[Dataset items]
— start —

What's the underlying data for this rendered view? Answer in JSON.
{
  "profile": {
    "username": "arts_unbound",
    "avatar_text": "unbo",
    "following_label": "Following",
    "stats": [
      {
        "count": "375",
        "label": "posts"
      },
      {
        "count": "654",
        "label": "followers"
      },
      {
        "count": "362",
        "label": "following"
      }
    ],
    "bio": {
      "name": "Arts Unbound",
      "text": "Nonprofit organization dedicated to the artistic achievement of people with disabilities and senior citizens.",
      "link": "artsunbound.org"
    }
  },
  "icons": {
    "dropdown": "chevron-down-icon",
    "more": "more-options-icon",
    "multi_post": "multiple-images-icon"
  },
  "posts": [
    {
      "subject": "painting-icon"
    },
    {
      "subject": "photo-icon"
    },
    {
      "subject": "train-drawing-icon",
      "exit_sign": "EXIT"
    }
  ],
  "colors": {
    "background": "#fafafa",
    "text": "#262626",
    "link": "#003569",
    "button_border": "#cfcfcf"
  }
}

— end —

== THE TASK ==
Set down all of the entries exactly, please.

== ANSWER TO THE TASK ==
What's the underlying data for this rendered view? Answer in JSON.
{
  "profile": {
    "username": "arts_unbound",
    "avatar_text": "unbo",
    "following_label": "Following",
    "stats": [
      {
        "count": "375",
        "label": "posts"
      },
      {
        "count": "654",
        "label": "followers"
      },
      {
        "count": "362",
        "label": "following"
      }
    ],
    "bio": {
      "name": "Arts Unbound",
      "text": "Nonprofit organization dedicated to the artistic achievement of people with disabilities and senior citizens.",
      "link": "artsunbound.org"
    }
  },
  "icons": {
    "dropdown": "chevron-down-icon",
    "more": "more-options-icon",
    "multi_post": "multiple-images-icon"
  },
  "posts": [
    {
      "subject": "painting-icon"
    },
    {
      "subject": "photo-icon"
    },
    {
      "subject": "train-drawing-icon",
      "exit_sign": "EXIT"
    }
  ],
  "colors": {
    "background": "#fafafa",
    "text": "#262626",
    "link": "#003569",
    "button_border": "#cfcfcf"
  }
}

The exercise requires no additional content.